WRITTEN INSTRUCTION —
Transcribe the records that follow exactly. Skip the pictures.

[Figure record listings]
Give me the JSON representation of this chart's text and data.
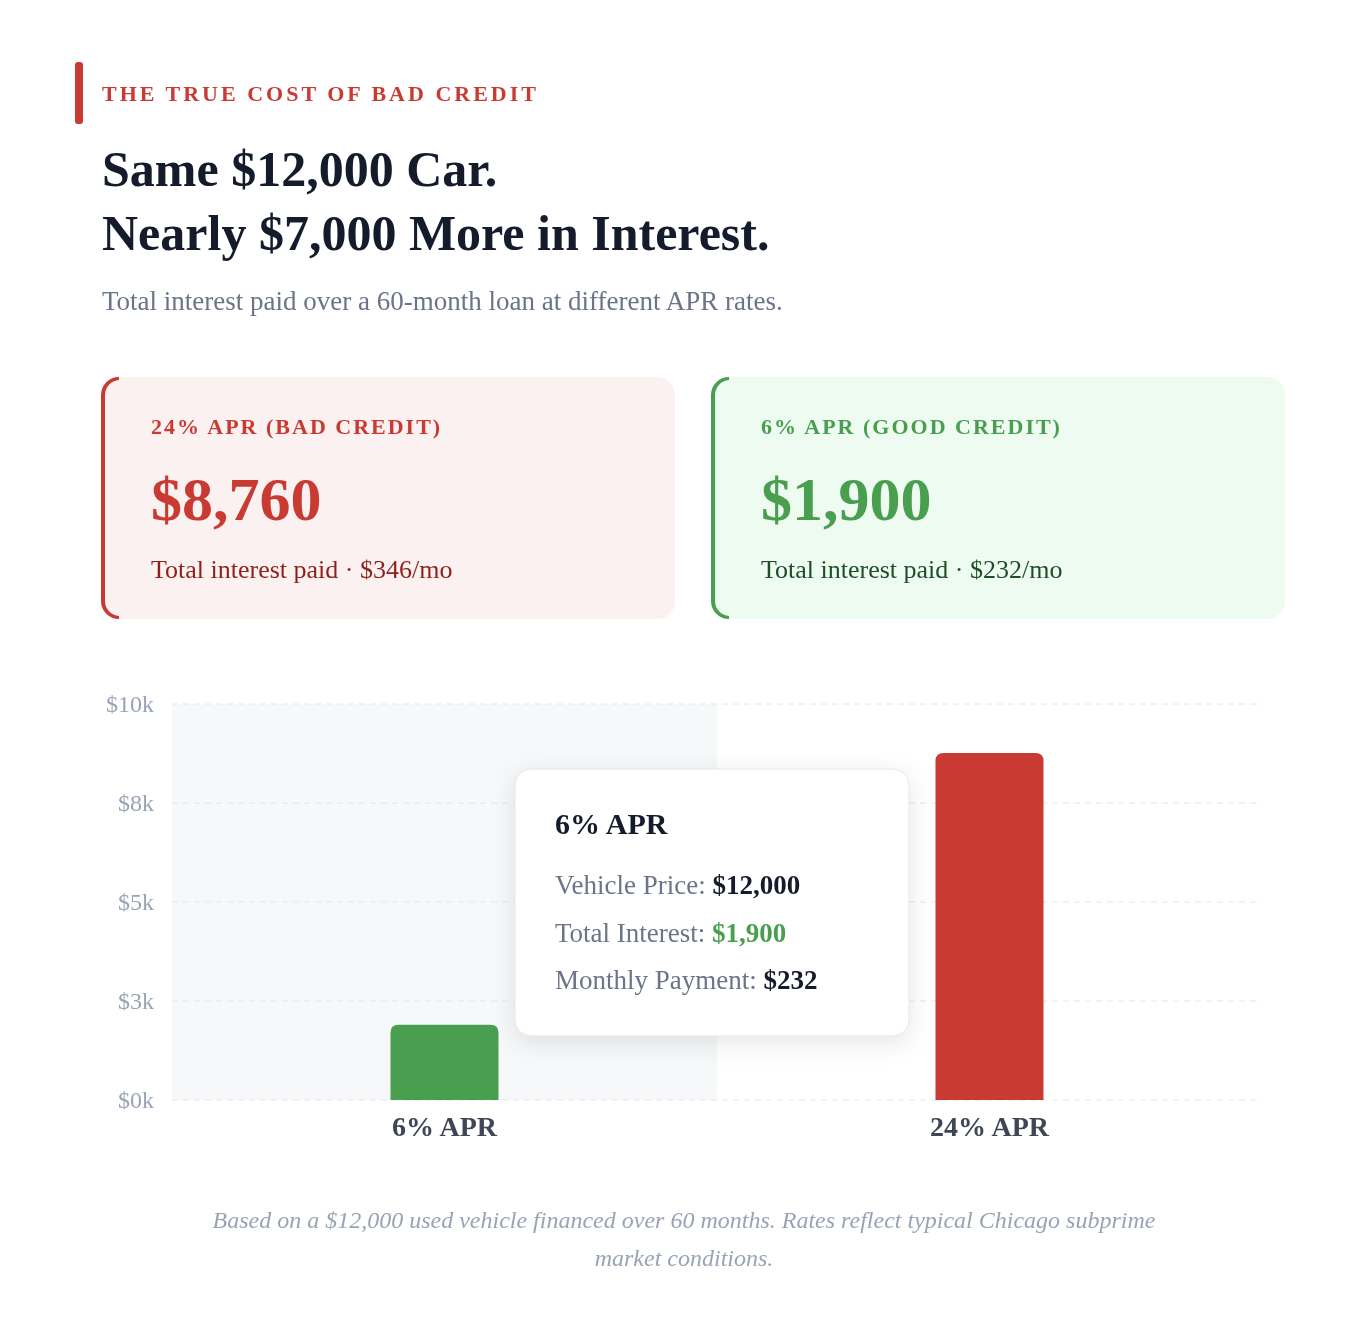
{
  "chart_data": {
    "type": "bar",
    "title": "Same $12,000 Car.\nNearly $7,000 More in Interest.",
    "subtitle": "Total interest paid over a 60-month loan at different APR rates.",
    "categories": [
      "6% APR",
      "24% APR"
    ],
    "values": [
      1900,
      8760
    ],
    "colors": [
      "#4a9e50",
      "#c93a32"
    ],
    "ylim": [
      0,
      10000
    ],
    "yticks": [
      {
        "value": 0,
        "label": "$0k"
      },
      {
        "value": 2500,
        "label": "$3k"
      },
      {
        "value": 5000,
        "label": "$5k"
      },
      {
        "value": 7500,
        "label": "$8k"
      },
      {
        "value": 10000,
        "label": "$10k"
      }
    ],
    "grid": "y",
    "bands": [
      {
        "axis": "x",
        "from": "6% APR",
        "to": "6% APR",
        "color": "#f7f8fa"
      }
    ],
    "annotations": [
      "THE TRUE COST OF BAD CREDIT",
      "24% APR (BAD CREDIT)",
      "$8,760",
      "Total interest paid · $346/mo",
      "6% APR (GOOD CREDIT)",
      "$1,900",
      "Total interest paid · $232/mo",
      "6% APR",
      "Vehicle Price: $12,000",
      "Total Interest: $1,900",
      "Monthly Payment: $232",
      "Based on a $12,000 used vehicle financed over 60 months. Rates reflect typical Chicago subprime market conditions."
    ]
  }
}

FULL SOLUTION —
Give me the JSON representation of this chart's text and data.
{
  "chart_data": {
    "type": "bar",
    "title": "Same $12,000 Car.\nNearly $7,000 More in Interest.",
    "subtitle": "Total interest paid over a 60-month loan at different APR rates.",
    "categories": [
      "6% APR",
      "24% APR"
    ],
    "values": [
      1900,
      8760
    ],
    "colors": [
      "#4a9e50",
      "#c93a32"
    ],
    "ylim": [
      0,
      10000
    ],
    "yticks": [
      {
        "value": 0,
        "label": "$0k"
      },
      {
        "value": 2500,
        "label": "$3k"
      },
      {
        "value": 5000,
        "label": "$5k"
      },
      {
        "value": 7500,
        "label": "$8k"
      },
      {
        "value": 10000,
        "label": "$10k"
      }
    ],
    "grid": "y",
    "bands": [
      {
        "axis": "x",
        "from": "6% APR",
        "to": "6% APR",
        "color": "#f7f8fa"
      }
    ],
    "annotations": [
      "THE TRUE COST OF BAD CREDIT",
      "24% APR (BAD CREDIT)",
      "$8,760",
      "Total interest paid · $346/mo",
      "6% APR (GOOD CREDIT)",
      "$1,900",
      "Total interest paid · $232/mo",
      "6% APR",
      "Vehicle Price: $12,000",
      "Total Interest: $1,900",
      "Monthly Payment: $232",
      "Based on a $12,000 used vehicle financed over 60 months. Rates reflect typical Chicago subprime market conditions."
    ]
  }
}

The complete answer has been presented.